GOAL OF THE EXERCISE
Copy out the listing that follows, exactly, without its pictures.

EXCERPTED RECORDS
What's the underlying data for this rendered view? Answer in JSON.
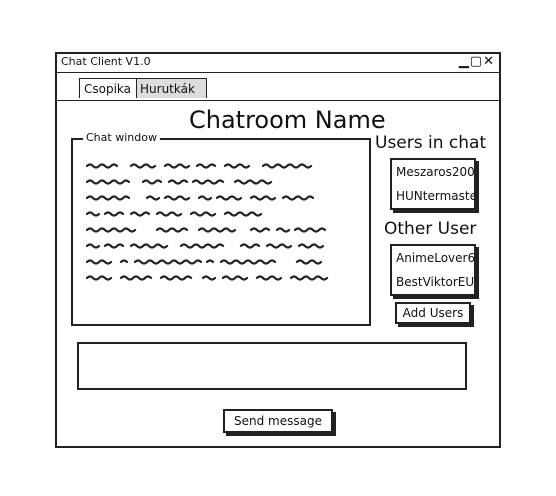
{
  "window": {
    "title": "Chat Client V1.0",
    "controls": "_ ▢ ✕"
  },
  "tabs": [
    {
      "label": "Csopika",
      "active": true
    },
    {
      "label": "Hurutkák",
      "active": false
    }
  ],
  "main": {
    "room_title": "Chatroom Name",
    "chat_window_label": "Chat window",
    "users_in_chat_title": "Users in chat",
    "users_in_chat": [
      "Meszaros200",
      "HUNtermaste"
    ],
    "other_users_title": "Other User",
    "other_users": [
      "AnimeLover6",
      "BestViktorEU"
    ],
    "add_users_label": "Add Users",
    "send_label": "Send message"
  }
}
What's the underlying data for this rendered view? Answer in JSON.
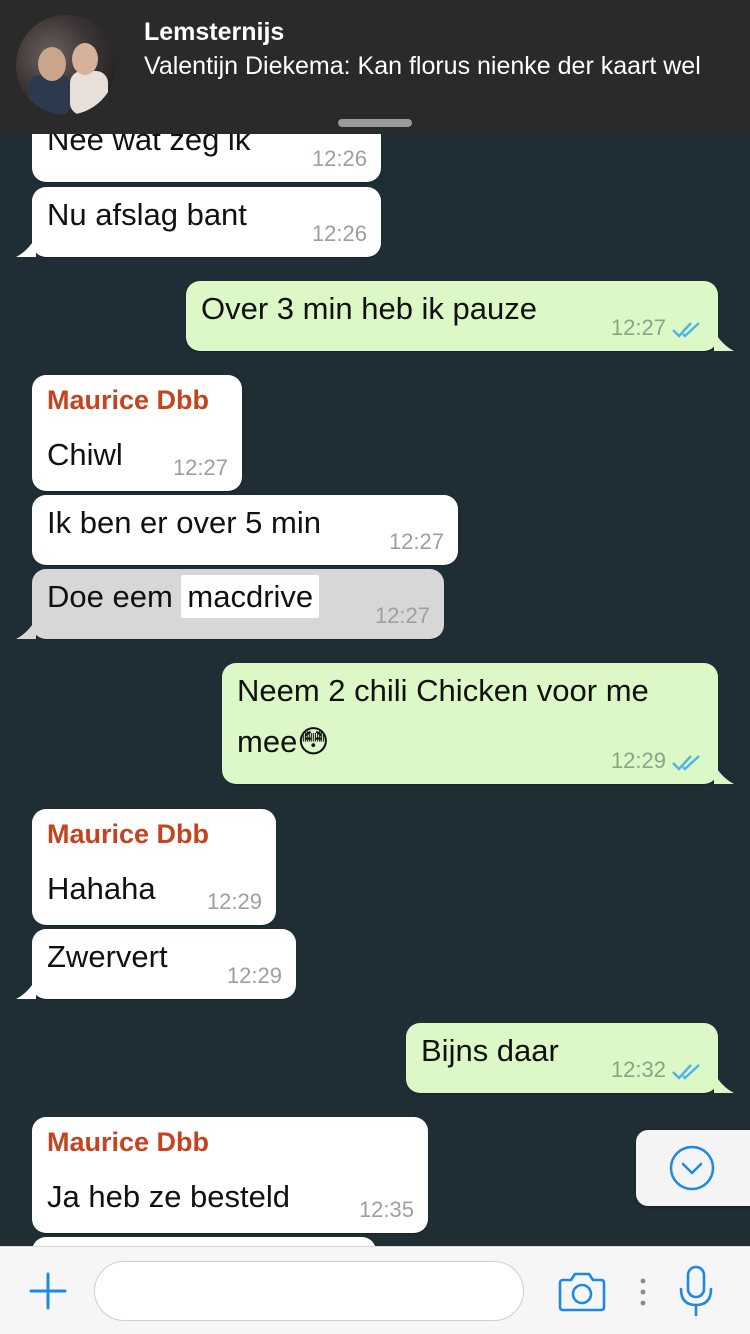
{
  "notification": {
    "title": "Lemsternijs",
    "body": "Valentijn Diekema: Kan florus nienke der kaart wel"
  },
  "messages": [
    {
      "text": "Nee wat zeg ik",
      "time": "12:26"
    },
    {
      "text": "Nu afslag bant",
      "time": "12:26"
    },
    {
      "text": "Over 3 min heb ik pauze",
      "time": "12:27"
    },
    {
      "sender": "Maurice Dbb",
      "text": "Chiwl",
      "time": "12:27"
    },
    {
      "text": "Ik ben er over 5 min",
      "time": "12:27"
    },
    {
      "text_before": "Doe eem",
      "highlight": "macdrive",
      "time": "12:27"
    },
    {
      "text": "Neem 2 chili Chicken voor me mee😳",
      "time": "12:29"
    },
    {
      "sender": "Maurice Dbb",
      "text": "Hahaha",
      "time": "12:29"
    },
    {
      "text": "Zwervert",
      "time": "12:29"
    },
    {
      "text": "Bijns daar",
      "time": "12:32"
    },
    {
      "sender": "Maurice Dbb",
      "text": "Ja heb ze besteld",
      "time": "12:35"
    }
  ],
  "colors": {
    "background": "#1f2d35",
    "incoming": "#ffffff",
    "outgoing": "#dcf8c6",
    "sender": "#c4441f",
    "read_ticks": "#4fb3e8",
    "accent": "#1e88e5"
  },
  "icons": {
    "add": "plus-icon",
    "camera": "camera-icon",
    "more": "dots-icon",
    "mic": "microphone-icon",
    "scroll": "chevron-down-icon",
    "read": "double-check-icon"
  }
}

THE RESULT
What's the underlying data for this rendered view? Answer in JSON.
{
  "window": {
    "title": "Chat Client V1.0",
    "controls": "_ ▢ ✕"
  },
  "tabs": [
    {
      "label": "Csopika",
      "active": true
    },
    {
      "label": "Hurutkák",
      "active": false
    }
  ],
  "main": {
    "room_title": "Chatroom Name",
    "chat_window_label": "Chat window",
    "users_in_chat_title": "Users in chat",
    "users_in_chat": [
      "Meszaros200",
      "HUNtermaste"
    ],
    "other_users_title": "Other User",
    "other_users": [
      "AnimeLover6",
      "BestViktorEU"
    ],
    "add_users_label": "Add Users",
    "send_label": "Send message"
  }
}
What's the underlying data for this rendered view? Answer in JSON.
{
  "notification": {
    "title": "Lemsternijs",
    "body": "Valentijn Diekema: Kan florus nienke der kaart wel"
  },
  "messages": [
    {
      "text": "Nee wat zeg ik",
      "time": "12:26"
    },
    {
      "text": "Nu afslag bant",
      "time": "12:26"
    },
    {
      "text": "Over 3 min heb ik pauze",
      "time": "12:27"
    },
    {
      "sender": "Maurice Dbb",
      "text": "Chiwl",
      "time": "12:27"
    },
    {
      "text": "Ik ben er over 5 min",
      "time": "12:27"
    },
    {
      "text_before": "Doe eem",
      "highlight": "macdrive",
      "time": "12:27"
    },
    {
      "text": "Neem 2 chili Chicken voor me mee😳",
      "time": "12:29"
    },
    {
      "sender": "Maurice Dbb",
      "text": "Hahaha",
      "time": "12:29"
    },
    {
      "text": "Zwervert",
      "time": "12:29"
    },
    {
      "text": "Bijns daar",
      "time": "12:32"
    },
    {
      "sender": "Maurice Dbb",
      "text": "Ja heb ze besteld",
      "time": "12:35"
    }
  ],
  "colors": {
    "background": "#1f2d35",
    "incoming": "#ffffff",
    "outgoing": "#dcf8c6",
    "sender": "#c4441f",
    "read_ticks": "#4fb3e8",
    "accent": "#1e88e5"
  },
  "icons": {
    "add": "plus-icon",
    "camera": "camera-icon",
    "more": "dots-icon",
    "mic": "microphone-icon",
    "scroll": "chevron-down-icon",
    "read": "double-check-icon"
  }
}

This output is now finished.